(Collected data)
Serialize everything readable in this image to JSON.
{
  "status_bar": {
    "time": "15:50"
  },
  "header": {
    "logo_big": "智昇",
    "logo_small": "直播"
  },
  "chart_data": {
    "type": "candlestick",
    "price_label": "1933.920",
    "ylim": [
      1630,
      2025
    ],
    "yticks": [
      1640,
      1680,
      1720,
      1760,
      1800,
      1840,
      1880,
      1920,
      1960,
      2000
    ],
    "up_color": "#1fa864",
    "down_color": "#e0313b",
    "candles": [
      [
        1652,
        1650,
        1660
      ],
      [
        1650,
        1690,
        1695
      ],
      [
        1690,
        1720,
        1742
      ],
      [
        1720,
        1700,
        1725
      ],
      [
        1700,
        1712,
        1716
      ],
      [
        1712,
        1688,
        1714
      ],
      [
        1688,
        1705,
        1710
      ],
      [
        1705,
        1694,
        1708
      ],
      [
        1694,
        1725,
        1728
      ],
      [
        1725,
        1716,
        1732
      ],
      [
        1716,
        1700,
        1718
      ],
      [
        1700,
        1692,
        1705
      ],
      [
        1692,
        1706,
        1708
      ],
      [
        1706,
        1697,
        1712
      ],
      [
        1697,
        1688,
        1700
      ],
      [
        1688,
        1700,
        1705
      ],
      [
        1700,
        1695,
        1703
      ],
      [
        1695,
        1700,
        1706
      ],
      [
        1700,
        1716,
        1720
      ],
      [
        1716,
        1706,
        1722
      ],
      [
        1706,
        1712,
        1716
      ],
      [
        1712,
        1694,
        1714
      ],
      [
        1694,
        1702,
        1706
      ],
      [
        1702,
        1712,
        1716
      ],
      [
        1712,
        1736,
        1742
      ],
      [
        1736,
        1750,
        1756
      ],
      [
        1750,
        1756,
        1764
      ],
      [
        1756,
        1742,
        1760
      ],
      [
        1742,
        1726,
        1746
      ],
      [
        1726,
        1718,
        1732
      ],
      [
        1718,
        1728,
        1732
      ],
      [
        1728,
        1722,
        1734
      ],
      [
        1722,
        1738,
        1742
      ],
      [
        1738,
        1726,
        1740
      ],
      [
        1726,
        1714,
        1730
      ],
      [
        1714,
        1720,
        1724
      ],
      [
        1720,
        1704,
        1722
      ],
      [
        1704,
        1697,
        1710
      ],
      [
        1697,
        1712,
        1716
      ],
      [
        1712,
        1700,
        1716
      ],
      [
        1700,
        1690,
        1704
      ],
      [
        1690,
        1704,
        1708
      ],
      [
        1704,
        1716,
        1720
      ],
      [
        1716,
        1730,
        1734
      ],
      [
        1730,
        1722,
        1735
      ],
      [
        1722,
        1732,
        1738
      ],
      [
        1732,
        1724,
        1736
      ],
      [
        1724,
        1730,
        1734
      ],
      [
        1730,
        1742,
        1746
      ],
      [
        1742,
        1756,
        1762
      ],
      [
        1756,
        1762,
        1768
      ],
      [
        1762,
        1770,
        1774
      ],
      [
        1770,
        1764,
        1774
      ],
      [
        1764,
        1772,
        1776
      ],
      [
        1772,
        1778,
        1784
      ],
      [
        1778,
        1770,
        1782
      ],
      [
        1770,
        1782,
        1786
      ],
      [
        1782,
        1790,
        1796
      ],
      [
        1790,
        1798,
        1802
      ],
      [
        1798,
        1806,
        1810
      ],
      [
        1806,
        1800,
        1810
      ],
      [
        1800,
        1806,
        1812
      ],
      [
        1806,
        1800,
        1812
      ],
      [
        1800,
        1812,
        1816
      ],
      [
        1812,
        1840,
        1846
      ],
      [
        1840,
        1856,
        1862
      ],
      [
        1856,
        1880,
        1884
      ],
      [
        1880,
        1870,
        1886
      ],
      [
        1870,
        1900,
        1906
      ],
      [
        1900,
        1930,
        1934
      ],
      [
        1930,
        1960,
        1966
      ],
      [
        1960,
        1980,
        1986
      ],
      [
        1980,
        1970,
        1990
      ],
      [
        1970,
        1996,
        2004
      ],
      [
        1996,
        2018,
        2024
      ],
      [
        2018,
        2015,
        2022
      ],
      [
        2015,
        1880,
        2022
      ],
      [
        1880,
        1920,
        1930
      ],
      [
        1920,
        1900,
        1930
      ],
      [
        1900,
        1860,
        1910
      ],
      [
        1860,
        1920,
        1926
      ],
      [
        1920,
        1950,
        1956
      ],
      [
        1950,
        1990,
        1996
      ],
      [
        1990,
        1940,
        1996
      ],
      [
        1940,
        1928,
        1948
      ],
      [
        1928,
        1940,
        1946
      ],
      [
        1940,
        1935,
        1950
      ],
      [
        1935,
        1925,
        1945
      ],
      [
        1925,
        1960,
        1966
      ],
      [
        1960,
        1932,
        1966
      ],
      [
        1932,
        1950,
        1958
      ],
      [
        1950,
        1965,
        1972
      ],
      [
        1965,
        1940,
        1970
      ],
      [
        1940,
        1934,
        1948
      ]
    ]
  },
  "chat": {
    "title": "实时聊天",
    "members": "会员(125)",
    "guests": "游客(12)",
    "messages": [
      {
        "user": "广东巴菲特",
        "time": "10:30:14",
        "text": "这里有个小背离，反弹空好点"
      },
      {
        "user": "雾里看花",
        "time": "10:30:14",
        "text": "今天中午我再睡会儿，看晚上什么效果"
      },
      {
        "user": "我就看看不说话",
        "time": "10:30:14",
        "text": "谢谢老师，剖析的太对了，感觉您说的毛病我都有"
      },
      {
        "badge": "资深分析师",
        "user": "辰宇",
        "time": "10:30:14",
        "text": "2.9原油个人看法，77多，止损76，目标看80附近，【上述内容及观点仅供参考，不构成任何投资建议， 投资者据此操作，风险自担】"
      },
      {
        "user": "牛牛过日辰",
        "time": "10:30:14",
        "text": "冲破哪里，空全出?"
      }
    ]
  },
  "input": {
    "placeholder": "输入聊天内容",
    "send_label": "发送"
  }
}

### Given instruction
Copy the data above exactly. Every line must be included.

### Exercise output
Serialize everything readable in this image to JSON.
{
  "status_bar": {
    "time": "15:50"
  },
  "header": {
    "logo_big": "智昇",
    "logo_small": "直播"
  },
  "chart_data": {
    "type": "candlestick",
    "price_label": "1933.920",
    "ylim": [
      1630,
      2025
    ],
    "yticks": [
      1640,
      1680,
      1720,
      1760,
      1800,
      1840,
      1880,
      1920,
      1960,
      2000
    ],
    "up_color": "#1fa864",
    "down_color": "#e0313b",
    "candles": [
      [
        1652,
        1650,
        1660
      ],
      [
        1650,
        1690,
        1695
      ],
      [
        1690,
        1720,
        1742
      ],
      [
        1720,
        1700,
        1725
      ],
      [
        1700,
        1712,
        1716
      ],
      [
        1712,
        1688,
        1714
      ],
      [
        1688,
        1705,
        1710
      ],
      [
        1705,
        1694,
        1708
      ],
      [
        1694,
        1725,
        1728
      ],
      [
        1725,
        1716,
        1732
      ],
      [
        1716,
        1700,
        1718
      ],
      [
        1700,
        1692,
        1705
      ],
      [
        1692,
        1706,
        1708
      ],
      [
        1706,
        1697,
        1712
      ],
      [
        1697,
        1688,
        1700
      ],
      [
        1688,
        1700,
        1705
      ],
      [
        1700,
        1695,
        1703
      ],
      [
        1695,
        1700,
        1706
      ],
      [
        1700,
        1716,
        1720
      ],
      [
        1716,
        1706,
        1722
      ],
      [
        1706,
        1712,
        1716
      ],
      [
        1712,
        1694,
        1714
      ],
      [
        1694,
        1702,
        1706
      ],
      [
        1702,
        1712,
        1716
      ],
      [
        1712,
        1736,
        1742
      ],
      [
        1736,
        1750,
        1756
      ],
      [
        1750,
        1756,
        1764
      ],
      [
        1756,
        1742,
        1760
      ],
      [
        1742,
        1726,
        1746
      ],
      [
        1726,
        1718,
        1732
      ],
      [
        1718,
        1728,
        1732
      ],
      [
        1728,
        1722,
        1734
      ],
      [
        1722,
        1738,
        1742
      ],
      [
        1738,
        1726,
        1740
      ],
      [
        1726,
        1714,
        1730
      ],
      [
        1714,
        1720,
        1724
      ],
      [
        1720,
        1704,
        1722
      ],
      [
        1704,
        1697,
        1710
      ],
      [
        1697,
        1712,
        1716
      ],
      [
        1712,
        1700,
        1716
      ],
      [
        1700,
        1690,
        1704
      ],
      [
        1690,
        1704,
        1708
      ],
      [
        1704,
        1716,
        1720
      ],
      [
        1716,
        1730,
        1734
      ],
      [
        1730,
        1722,
        1735
      ],
      [
        1722,
        1732,
        1738
      ],
      [
        1732,
        1724,
        1736
      ],
      [
        1724,
        1730,
        1734
      ],
      [
        1730,
        1742,
        1746
      ],
      [
        1742,
        1756,
        1762
      ],
      [
        1756,
        1762,
        1768
      ],
      [
        1762,
        1770,
        1774
      ],
      [
        1770,
        1764,
        1774
      ],
      [
        1764,
        1772,
        1776
      ],
      [
        1772,
        1778,
        1784
      ],
      [
        1778,
        1770,
        1782
      ],
      [
        1770,
        1782,
        1786
      ],
      [
        1782,
        1790,
        1796
      ],
      [
        1790,
        1798,
        1802
      ],
      [
        1798,
        1806,
        1810
      ],
      [
        1806,
        1800,
        1810
      ],
      [
        1800,
        1806,
        1812
      ],
      [
        1806,
        1800,
        1812
      ],
      [
        1800,
        1812,
        1816
      ],
      [
        1812,
        1840,
        1846
      ],
      [
        1840,
        1856,
        1862
      ],
      [
        1856,
        1880,
        1884
      ],
      [
        1880,
        1870,
        1886
      ],
      [
        1870,
        1900,
        1906
      ],
      [
        1900,
        1930,
        1934
      ],
      [
        1930,
        1960,
        1966
      ],
      [
        1960,
        1980,
        1986
      ],
      [
        1980,
        1970,
        1990
      ],
      [
        1970,
        1996,
        2004
      ],
      [
        1996,
        2018,
        2024
      ],
      [
        2018,
        2015,
        2022
      ],
      [
        2015,
        1880,
        2022
      ],
      [
        1880,
        1920,
        1930
      ],
      [
        1920,
        1900,
        1930
      ],
      [
        1900,
        1860,
        1910
      ],
      [
        1860,
        1920,
        1926
      ],
      [
        1920,
        1950,
        1956
      ],
      [
        1950,
        1990,
        1996
      ],
      [
        1990,
        1940,
        1996
      ],
      [
        1940,
        1928,
        1948
      ],
      [
        1928,
        1940,
        1946
      ],
      [
        1940,
        1935,
        1950
      ],
      [
        1935,
        1925,
        1945
      ],
      [
        1925,
        1960,
        1966
      ],
      [
        1960,
        1932,
        1966
      ],
      [
        1932,
        1950,
        1958
      ],
      [
        1950,
        1965,
        1972
      ],
      [
        1965,
        1940,
        1970
      ],
      [
        1940,
        1934,
        1948
      ]
    ]
  },
  "chat": {
    "title": "实时聊天",
    "members": "会员(125)",
    "guests": "游客(12)",
    "messages": [
      {
        "user": "广东巴菲特",
        "time": "10:30:14",
        "text": "这里有个小背离，反弹空好点"
      },
      {
        "user": "雾里看花",
        "time": "10:30:14",
        "text": "今天中午我再睡会儿，看晚上什么效果"
      },
      {
        "user": "我就看看不说话",
        "time": "10:30:14",
        "text": "谢谢老师，剖析的太对了，感觉您说的毛病我都有"
      },
      {
        "badge": "资深分析师",
        "user": "辰宇",
        "time": "10:30:14",
        "text": "2.9原油个人看法，77多，止损76，目标看80附近，【上述内容及观点仅供参考，不构成任何投资建议， 投资者据此操作，风险自担】"
      },
      {
        "user": "牛牛过日辰",
        "time": "10:30:14",
        "text": "冲破哪里，空全出?"
      }
    ]
  },
  "input": {
    "placeholder": "输入聊天内容",
    "send_label": "发送"
  }
}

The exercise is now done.